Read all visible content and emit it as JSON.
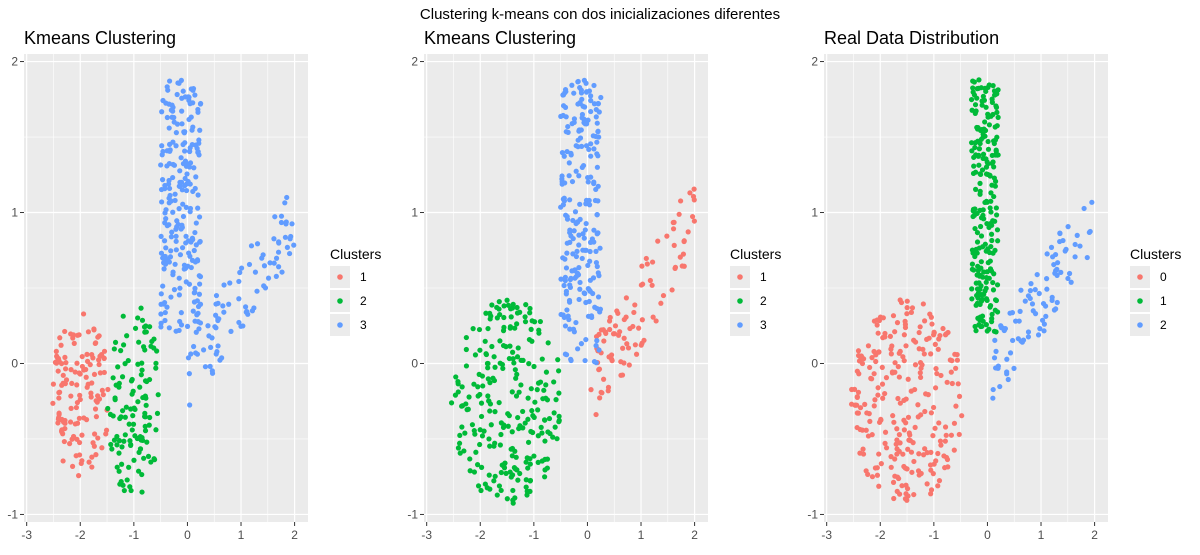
{
  "figure": {
    "suptitle": "Clustering k-means con dos inicializaciones diferentes",
    "colors": {
      "panel_bg": "#EBEBEB",
      "grid": "#FFFFFF",
      "c1": "#F8766D",
      "c2": "#00BA38",
      "c3": "#619CFF"
    }
  },
  "chart_data": [
    {
      "type": "scatter",
      "title": "Kmeans Clustering",
      "xlim": [
        -3.05,
        2.25
      ],
      "ylim": [
        -1.05,
        2.05
      ],
      "x_ticks": [
        -3,
        -2,
        -1,
        0,
        1,
        2
      ],
      "y_ticks": [
        -1,
        0,
        1,
        2
      ],
      "grid": true,
      "legend": {
        "title": "Clusters",
        "position": "right",
        "labels": [
          "1",
          "2",
          "3"
        ]
      },
      "series": [
        {
          "name": "1",
          "color": "#F8766D",
          "regions": [
            {
              "shape": "ellipse",
              "cx": -2.0,
              "cy": -0.2,
              "rx": 0.55,
              "ry": 0.55,
              "n": 135,
              "seed": 11
            }
          ]
        },
        {
          "name": "2",
          "color": "#00BA38",
          "regions": [
            {
              "shape": "ellipse",
              "cx": -1.0,
              "cy": -0.25,
              "rx": 0.5,
              "ry": 0.65,
              "n": 120,
              "seed": 23
            }
          ]
        },
        {
          "name": "3",
          "color": "#619CFF",
          "regions": [
            {
              "shape": "rect",
              "x0": -0.5,
              "x1": 0.25,
              "y0": 0.2,
              "y1": 1.88,
              "n": 230,
              "seed": 37
            },
            {
              "shape": "band",
              "x0": 0.0,
              "x1": 2.0,
              "y_at_x0": -0.05,
              "y_at_x1": 0.95,
              "halfwidth": 0.25,
              "n": 85,
              "seed": 41
            }
          ]
        }
      ]
    },
    {
      "type": "scatter",
      "title": "Kmeans Clustering",
      "xlim": [
        -3.05,
        2.25
      ],
      "ylim": [
        -1.05,
        2.05
      ],
      "x_ticks": [
        -3,
        -2,
        -1,
        0,
        1,
        2
      ],
      "y_ticks": [
        -1,
        0,
        1,
        2
      ],
      "grid": true,
      "legend": {
        "title": "Clusters",
        "position": "right",
        "labels": [
          "1",
          "2",
          "3"
        ]
      },
      "series": [
        {
          "name": "1",
          "color": "#F8766D",
          "regions": [
            {
              "shape": "band",
              "x0": 0.05,
              "x1": 2.0,
              "y_at_x0": -0.15,
              "y_at_x1": 0.95,
              "halfwidth": 0.28,
              "n": 95,
              "seed": 53
            }
          ]
        },
        {
          "name": "2",
          "color": "#00BA38",
          "regions": [
            {
              "shape": "ellipse",
              "cx": -1.5,
              "cy": -0.25,
              "rx": 1.05,
              "ry": 0.68,
              "n": 255,
              "seed": 61
            }
          ]
        },
        {
          "name": "3",
          "color": "#619CFF",
          "regions": [
            {
              "shape": "rect",
              "x0": -0.5,
              "x1": 0.25,
              "y0": 0.0,
              "y1": 1.88,
              "n": 230,
              "seed": 73
            }
          ]
        }
      ]
    },
    {
      "type": "scatter",
      "title": "Real Data Distribution",
      "xlim": [
        -3.05,
        2.25
      ],
      "ylim": [
        -1.05,
        2.05
      ],
      "x_ticks": [
        -3,
        -2,
        -1,
        0,
        1,
        2
      ],
      "y_ticks": [
        -1,
        0,
        1,
        2
      ],
      "grid": true,
      "legend": {
        "title": "Clusters",
        "position": "right",
        "labels": [
          "0",
          "1",
          "2"
        ]
      },
      "series": [
        {
          "name": "0",
          "color": "#F8766D",
          "regions": [
            {
              "shape": "ellipse",
              "cx": -1.5,
              "cy": -0.25,
              "rx": 1.05,
              "ry": 0.68,
              "n": 255,
              "seed": 83
            }
          ]
        },
        {
          "name": "1",
          "color": "#00BA38",
          "regions": [
            {
              "shape": "rect",
              "x0": -0.3,
              "x1": 0.2,
              "y0": 0.2,
              "y1": 1.88,
              "n": 230,
              "seed": 97
            }
          ]
        },
        {
          "name": "2",
          "color": "#619CFF",
          "regions": [
            {
              "shape": "band",
              "x0": 0.05,
              "x1": 2.0,
              "y_at_x0": -0.05,
              "y_at_x1": 0.95,
              "halfwidth": 0.25,
              "n": 90,
              "seed": 101
            }
          ]
        }
      ]
    }
  ]
}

◇ ◇ ◇

→ OBJECTIVE: Pictures are to be left out; repeat all the remaining data exactly.

→ RESPONSE BELOW:
Read all visible content and emit it as JSON.
{
  "figure": {
    "suptitle": "Clustering k-means con dos inicializaciones diferentes",
    "colors": {
      "panel_bg": "#EBEBEB",
      "grid": "#FFFFFF",
      "c1": "#F8766D",
      "c2": "#00BA38",
      "c3": "#619CFF"
    }
  },
  "chart_data": [
    {
      "type": "scatter",
      "title": "Kmeans Clustering",
      "xlim": [
        -3.05,
        2.25
      ],
      "ylim": [
        -1.05,
        2.05
      ],
      "x_ticks": [
        -3,
        -2,
        -1,
        0,
        1,
        2
      ],
      "y_ticks": [
        -1,
        0,
        1,
        2
      ],
      "grid": true,
      "legend": {
        "title": "Clusters",
        "position": "right",
        "labels": [
          "1",
          "2",
          "3"
        ]
      },
      "series": [
        {
          "name": "1",
          "color": "#F8766D",
          "regions": [
            {
              "shape": "ellipse",
              "cx": -2.0,
              "cy": -0.2,
              "rx": 0.55,
              "ry": 0.55,
              "n": 135,
              "seed": 11
            }
          ]
        },
        {
          "name": "2",
          "color": "#00BA38",
          "regions": [
            {
              "shape": "ellipse",
              "cx": -1.0,
              "cy": -0.25,
              "rx": 0.5,
              "ry": 0.65,
              "n": 120,
              "seed": 23
            }
          ]
        },
        {
          "name": "3",
          "color": "#619CFF",
          "regions": [
            {
              "shape": "rect",
              "x0": -0.5,
              "x1": 0.25,
              "y0": 0.2,
              "y1": 1.88,
              "n": 230,
              "seed": 37
            },
            {
              "shape": "band",
              "x0": 0.0,
              "x1": 2.0,
              "y_at_x0": -0.05,
              "y_at_x1": 0.95,
              "halfwidth": 0.25,
              "n": 85,
              "seed": 41
            }
          ]
        }
      ]
    },
    {
      "type": "scatter",
      "title": "Kmeans Clustering",
      "xlim": [
        -3.05,
        2.25
      ],
      "ylim": [
        -1.05,
        2.05
      ],
      "x_ticks": [
        -3,
        -2,
        -1,
        0,
        1,
        2
      ],
      "y_ticks": [
        -1,
        0,
        1,
        2
      ],
      "grid": true,
      "legend": {
        "title": "Clusters",
        "position": "right",
        "labels": [
          "1",
          "2",
          "3"
        ]
      },
      "series": [
        {
          "name": "1",
          "color": "#F8766D",
          "regions": [
            {
              "shape": "band",
              "x0": 0.05,
              "x1": 2.0,
              "y_at_x0": -0.15,
              "y_at_x1": 0.95,
              "halfwidth": 0.28,
              "n": 95,
              "seed": 53
            }
          ]
        },
        {
          "name": "2",
          "color": "#00BA38",
          "regions": [
            {
              "shape": "ellipse",
              "cx": -1.5,
              "cy": -0.25,
              "rx": 1.05,
              "ry": 0.68,
              "n": 255,
              "seed": 61
            }
          ]
        },
        {
          "name": "3",
          "color": "#619CFF",
          "regions": [
            {
              "shape": "rect",
              "x0": -0.5,
              "x1": 0.25,
              "y0": 0.0,
              "y1": 1.88,
              "n": 230,
              "seed": 73
            }
          ]
        }
      ]
    },
    {
      "type": "scatter",
      "title": "Real Data Distribution",
      "xlim": [
        -3.05,
        2.25
      ],
      "ylim": [
        -1.05,
        2.05
      ],
      "x_ticks": [
        -3,
        -2,
        -1,
        0,
        1,
        2
      ],
      "y_ticks": [
        -1,
        0,
        1,
        2
      ],
      "grid": true,
      "legend": {
        "title": "Clusters",
        "position": "right",
        "labels": [
          "0",
          "1",
          "2"
        ]
      },
      "series": [
        {
          "name": "0",
          "color": "#F8766D",
          "regions": [
            {
              "shape": "ellipse",
              "cx": -1.5,
              "cy": -0.25,
              "rx": 1.05,
              "ry": 0.68,
              "n": 255,
              "seed": 83
            }
          ]
        },
        {
          "name": "1",
          "color": "#00BA38",
          "regions": [
            {
              "shape": "rect",
              "x0": -0.3,
              "x1": 0.2,
              "y0": 0.2,
              "y1": 1.88,
              "n": 230,
              "seed": 97
            }
          ]
        },
        {
          "name": "2",
          "color": "#619CFF",
          "regions": [
            {
              "shape": "band",
              "x0": 0.05,
              "x1": 2.0,
              "y_at_x0": -0.05,
              "y_at_x1": 0.95,
              "halfwidth": 0.25,
              "n": 90,
              "seed": 101
            }
          ]
        }
      ]
    }
  ]
}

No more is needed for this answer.